TASKS AND EXERCISES
• 1. Decide whether each statement below agrees with the excerpt on bonus measurement. Answer yes or no for each, and quote the deciding words from the excerpt.
(a) The excerpt says that inserting large buffers into a plan is by itself a serious problem.
(b) The writer calls the outcome the self-fulfilling paradox of over planning.
(c) The defect in the example is found during unit testing.
• 2. From the excerpt on bonus measurement, extract the passage that starts at the words "Corporate has managed" and ends after the words "of over planning.". Copy it without any changes.

DOCUMENT EXCERPT
------------------------------------------------
Measurement by schedule

The two most common schedule bonuses are a bonus for timely completion and a bonus for accurate planning. Combined together these two bonuses can cause a funny outcome. Well funny for a bystander, not nearly as funny for the company. This is especially true when the manager that plans the task and dictates a timeline is measured for performance according to her own predictions and plans. More often than not, that is the case. Obviously, if a manager is measured by meeting her own timeline she has a strong incentive to insert large buffers to the plan. This by itself is not a serious problem. In the worst case, the manager’s team will finish ahead of time and will still be congratulated for a job well done. However, what happens if the manager is also measured for accuracy of plan? In that case, finishing before time is not desirable. The team gets the feeling that they are expected to utilize all the allocated time and will slow down the intensity of their work and even be “quietly” idle at times. At the end, everyone is happy all the tasks are “green” (finishing in time), the predictions self-fulfill, workers don’t have to work and the manager gets a hefty bonus.
Corporate has managed to create an inhibiting bonus system. When executives look at their colorful dashboards (that show goals), everything looks fine. I call it the self-fulfilling paradox of over planning.

Measurement by defects

Imagine a defect found in UAT (user acceptance tests) that comes down to a discrepancy between the code, the functional specification and the data model. Who should be assigned the defect? Many times it is easier to fix the defect than to answer this question, especially when the answer affects income. The focus shifts from solving the problem to assigning blame. The defect is tossed around from one person to the other. Such a defect is likely to have more than one “parent”: the data modeler for not synchronizing with the functional specification, the analyst that has an overall responsibility for the design, and the QA who did not spot it. Should you assign it to multiple people? That would add a serious complexity to the defect handling process. Wouldn’t it be easier to just assign the defect to the person who is most likely to solve it?
------------------------------------------------
SOURCE INFORMATION

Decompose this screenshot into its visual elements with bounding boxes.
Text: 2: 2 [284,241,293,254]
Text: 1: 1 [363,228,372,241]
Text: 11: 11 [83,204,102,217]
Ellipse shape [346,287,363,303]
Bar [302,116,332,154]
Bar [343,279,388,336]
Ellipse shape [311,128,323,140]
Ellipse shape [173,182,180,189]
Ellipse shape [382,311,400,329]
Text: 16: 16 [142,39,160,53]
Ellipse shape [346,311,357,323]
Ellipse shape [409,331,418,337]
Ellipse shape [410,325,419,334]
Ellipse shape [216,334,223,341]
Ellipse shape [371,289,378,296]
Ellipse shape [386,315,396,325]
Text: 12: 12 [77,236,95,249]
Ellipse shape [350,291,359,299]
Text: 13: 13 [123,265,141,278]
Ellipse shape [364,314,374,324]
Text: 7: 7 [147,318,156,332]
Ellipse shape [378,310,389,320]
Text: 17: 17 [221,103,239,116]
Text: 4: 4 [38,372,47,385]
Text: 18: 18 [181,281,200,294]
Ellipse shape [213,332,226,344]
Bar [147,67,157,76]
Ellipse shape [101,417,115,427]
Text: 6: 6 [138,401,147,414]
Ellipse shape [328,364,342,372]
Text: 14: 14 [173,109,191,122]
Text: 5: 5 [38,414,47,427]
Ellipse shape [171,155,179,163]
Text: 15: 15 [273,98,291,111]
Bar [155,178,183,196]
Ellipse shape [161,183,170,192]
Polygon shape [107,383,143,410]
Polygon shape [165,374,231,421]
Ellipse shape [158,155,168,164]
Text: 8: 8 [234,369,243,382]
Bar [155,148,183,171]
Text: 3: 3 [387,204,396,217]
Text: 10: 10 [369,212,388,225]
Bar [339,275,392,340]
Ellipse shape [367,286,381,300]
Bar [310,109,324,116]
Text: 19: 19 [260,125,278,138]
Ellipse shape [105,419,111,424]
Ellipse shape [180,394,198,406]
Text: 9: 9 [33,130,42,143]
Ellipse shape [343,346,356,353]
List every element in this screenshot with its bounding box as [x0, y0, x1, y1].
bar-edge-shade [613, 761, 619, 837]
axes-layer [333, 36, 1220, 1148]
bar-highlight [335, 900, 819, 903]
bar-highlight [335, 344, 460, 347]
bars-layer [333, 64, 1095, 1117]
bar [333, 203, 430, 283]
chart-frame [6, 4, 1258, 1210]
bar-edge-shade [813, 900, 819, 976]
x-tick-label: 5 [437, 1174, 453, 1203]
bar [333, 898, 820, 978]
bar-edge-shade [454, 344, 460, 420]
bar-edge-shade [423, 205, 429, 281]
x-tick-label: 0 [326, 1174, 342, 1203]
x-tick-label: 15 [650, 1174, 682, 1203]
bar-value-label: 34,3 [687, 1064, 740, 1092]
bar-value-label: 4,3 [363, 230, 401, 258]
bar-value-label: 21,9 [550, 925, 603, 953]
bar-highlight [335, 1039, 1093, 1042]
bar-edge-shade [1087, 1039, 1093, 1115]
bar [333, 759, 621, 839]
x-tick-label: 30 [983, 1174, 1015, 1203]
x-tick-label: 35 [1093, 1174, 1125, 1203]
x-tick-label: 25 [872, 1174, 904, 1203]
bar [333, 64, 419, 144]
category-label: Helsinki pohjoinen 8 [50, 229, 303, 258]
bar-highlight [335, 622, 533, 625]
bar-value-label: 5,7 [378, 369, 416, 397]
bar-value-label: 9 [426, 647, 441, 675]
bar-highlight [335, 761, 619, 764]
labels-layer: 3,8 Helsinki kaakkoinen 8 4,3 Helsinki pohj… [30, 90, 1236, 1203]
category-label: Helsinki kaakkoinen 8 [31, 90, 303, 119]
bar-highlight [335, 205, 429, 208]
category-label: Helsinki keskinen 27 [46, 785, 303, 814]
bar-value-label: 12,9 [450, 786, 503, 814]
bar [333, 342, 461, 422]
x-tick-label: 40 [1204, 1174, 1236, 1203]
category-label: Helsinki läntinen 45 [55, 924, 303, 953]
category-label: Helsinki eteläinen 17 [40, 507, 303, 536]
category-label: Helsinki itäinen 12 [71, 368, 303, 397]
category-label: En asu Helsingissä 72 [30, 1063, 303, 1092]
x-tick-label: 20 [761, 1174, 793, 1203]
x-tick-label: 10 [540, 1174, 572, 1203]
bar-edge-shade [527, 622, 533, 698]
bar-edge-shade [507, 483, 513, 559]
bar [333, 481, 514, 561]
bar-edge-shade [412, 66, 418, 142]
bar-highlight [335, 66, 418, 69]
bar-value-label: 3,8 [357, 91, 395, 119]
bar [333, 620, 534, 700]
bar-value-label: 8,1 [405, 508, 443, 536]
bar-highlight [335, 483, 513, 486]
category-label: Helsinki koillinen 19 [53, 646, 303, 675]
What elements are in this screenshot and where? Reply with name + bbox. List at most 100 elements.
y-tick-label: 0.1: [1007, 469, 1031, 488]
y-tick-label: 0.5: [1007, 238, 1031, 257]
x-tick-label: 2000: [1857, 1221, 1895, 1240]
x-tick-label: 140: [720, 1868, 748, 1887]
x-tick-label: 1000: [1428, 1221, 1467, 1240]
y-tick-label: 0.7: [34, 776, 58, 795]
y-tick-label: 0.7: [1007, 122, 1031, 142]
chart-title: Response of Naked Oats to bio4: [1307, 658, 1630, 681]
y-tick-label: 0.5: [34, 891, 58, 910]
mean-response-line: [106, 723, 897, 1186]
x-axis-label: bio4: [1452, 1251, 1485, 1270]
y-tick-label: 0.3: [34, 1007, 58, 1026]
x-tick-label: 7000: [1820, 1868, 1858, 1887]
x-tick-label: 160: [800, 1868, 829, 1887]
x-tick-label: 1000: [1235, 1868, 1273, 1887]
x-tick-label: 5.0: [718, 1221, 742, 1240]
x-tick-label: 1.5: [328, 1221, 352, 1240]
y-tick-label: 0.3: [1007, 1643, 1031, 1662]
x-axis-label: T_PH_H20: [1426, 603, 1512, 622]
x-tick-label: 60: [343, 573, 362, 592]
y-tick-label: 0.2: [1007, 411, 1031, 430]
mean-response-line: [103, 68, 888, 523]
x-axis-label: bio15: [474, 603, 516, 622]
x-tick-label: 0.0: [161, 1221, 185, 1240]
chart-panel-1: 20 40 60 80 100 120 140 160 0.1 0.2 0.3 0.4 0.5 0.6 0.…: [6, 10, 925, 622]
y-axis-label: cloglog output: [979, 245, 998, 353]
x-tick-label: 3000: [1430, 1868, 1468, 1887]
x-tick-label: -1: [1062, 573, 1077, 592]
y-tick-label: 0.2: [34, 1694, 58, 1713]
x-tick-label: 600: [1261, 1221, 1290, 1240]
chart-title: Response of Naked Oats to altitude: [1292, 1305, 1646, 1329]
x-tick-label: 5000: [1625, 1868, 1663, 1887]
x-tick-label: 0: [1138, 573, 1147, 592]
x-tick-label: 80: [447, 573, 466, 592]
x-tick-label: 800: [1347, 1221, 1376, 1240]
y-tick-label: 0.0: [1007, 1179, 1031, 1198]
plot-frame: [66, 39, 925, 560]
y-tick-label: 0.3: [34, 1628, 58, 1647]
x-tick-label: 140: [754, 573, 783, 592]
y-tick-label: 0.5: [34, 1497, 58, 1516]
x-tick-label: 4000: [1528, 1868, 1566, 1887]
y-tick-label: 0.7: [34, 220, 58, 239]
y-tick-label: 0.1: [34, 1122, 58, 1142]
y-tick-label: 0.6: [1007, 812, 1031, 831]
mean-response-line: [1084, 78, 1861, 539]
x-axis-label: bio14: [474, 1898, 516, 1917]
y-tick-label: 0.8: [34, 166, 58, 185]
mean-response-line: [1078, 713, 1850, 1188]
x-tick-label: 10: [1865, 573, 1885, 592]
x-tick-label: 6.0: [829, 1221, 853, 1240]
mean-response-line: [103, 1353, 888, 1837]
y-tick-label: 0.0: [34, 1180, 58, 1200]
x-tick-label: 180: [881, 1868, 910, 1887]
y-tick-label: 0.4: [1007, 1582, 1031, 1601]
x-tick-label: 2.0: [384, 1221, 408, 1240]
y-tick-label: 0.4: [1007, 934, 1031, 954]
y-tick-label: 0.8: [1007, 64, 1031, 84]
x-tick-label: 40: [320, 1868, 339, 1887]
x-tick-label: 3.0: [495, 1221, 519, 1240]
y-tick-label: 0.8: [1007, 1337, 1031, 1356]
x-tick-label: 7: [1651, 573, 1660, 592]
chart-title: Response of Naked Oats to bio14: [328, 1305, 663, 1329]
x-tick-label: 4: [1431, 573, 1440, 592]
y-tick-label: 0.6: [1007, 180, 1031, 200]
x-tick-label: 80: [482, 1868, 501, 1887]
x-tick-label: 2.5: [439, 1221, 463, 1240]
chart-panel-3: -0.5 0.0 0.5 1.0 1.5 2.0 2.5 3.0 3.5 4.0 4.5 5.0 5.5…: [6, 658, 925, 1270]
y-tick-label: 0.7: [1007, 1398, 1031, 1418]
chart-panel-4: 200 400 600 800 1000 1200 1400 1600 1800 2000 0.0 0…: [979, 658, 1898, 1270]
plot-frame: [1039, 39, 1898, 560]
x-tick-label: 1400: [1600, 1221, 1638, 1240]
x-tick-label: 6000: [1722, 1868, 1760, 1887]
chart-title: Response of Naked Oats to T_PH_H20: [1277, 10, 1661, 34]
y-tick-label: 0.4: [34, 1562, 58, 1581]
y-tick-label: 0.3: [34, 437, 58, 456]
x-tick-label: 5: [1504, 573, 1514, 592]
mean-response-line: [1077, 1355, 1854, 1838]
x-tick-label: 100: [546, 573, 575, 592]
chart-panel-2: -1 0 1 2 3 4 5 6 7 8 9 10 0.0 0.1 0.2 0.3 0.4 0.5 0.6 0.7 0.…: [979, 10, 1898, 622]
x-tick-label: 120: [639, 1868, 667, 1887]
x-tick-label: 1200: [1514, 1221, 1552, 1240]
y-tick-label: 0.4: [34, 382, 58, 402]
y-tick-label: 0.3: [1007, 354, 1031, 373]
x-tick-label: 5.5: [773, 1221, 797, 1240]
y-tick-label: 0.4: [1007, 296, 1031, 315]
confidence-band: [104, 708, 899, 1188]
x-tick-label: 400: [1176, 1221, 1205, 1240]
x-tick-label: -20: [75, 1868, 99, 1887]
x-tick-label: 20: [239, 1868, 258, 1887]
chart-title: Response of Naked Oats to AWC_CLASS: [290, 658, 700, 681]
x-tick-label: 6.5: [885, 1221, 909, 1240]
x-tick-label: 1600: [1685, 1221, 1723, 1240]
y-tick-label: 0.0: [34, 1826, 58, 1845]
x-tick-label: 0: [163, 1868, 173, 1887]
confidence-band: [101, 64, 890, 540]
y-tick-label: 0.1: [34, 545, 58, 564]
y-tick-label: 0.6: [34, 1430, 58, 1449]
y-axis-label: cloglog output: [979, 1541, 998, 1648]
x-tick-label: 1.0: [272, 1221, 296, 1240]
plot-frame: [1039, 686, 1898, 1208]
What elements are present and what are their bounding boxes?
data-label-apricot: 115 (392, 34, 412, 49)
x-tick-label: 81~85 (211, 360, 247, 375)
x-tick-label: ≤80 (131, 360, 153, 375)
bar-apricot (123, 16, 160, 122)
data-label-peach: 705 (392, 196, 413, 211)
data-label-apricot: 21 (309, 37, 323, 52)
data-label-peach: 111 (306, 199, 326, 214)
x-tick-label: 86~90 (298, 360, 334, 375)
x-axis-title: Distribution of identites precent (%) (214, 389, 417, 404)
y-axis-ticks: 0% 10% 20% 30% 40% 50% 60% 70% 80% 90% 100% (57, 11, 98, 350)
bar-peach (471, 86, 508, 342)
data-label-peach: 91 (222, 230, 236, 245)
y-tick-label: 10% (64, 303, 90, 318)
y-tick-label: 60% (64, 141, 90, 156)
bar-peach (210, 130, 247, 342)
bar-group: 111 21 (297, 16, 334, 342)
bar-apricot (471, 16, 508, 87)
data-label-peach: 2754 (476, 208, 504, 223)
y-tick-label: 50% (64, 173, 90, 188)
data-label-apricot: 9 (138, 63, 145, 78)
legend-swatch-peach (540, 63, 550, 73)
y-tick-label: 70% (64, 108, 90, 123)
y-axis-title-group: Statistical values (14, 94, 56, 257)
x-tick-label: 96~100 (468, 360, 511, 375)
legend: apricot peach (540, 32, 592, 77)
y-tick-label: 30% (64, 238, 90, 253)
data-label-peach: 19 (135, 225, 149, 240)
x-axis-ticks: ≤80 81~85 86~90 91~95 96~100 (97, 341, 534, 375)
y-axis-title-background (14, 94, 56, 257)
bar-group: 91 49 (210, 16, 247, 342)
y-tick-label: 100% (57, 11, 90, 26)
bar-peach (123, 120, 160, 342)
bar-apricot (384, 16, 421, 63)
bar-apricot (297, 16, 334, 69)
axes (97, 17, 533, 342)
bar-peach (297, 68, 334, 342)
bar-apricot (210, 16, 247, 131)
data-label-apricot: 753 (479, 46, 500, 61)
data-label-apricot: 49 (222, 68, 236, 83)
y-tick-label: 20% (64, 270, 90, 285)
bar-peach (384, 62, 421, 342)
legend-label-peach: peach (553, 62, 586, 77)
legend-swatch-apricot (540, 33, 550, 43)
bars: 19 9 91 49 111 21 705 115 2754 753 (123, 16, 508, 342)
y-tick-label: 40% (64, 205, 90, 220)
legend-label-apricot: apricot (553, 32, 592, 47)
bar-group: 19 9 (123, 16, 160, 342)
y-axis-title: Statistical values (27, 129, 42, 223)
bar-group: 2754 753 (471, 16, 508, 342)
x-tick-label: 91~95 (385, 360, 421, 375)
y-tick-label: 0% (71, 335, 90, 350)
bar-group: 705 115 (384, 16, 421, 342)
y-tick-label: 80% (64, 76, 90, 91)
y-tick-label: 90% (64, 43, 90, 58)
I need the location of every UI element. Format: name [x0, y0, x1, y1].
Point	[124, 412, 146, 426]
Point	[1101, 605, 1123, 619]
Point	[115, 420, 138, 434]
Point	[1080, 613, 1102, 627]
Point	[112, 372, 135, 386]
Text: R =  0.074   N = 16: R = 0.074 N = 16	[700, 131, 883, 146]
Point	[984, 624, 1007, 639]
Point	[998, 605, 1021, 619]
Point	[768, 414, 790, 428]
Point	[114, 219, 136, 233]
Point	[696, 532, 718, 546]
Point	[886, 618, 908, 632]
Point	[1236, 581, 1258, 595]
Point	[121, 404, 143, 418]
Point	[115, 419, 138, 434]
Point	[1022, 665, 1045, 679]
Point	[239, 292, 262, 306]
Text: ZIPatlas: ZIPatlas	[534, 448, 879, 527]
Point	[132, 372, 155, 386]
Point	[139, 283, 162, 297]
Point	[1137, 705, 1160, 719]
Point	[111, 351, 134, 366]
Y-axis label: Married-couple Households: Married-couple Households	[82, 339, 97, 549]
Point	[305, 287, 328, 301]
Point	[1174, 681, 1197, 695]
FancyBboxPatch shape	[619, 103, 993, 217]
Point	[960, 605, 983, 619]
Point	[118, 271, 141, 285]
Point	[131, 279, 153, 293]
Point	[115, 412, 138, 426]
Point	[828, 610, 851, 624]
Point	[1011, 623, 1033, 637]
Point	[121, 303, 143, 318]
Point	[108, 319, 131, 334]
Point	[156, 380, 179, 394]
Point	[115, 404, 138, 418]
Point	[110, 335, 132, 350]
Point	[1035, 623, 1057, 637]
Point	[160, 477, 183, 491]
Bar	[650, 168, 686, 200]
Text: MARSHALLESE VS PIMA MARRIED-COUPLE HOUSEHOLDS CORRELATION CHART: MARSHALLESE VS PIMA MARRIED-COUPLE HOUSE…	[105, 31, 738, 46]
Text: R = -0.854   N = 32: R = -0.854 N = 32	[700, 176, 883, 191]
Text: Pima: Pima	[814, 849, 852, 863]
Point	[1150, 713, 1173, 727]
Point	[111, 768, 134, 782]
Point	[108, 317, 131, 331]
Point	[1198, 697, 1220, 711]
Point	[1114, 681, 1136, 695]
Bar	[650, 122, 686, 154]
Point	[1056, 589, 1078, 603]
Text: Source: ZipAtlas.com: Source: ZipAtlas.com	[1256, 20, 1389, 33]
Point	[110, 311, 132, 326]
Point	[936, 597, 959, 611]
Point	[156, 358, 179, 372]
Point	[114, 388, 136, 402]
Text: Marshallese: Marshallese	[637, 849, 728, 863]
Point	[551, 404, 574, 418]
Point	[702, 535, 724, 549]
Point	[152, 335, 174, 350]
------------------------------------------------
EXERCISE RESULTS
• 1.
(a) No. "This by itself is not a serious problem."
(b) Yes. "I call it the self-fulfilling paradox of over planning."
(c) No. "Imagine a defect found in UAT (user acceptance tests)"

• 2.
Corporate has managed to create an inhibiting bonus system. When executives look at their colorful dashboards (that show goals), everything looks fine. I call it the self-fulfilling paradox of over planning.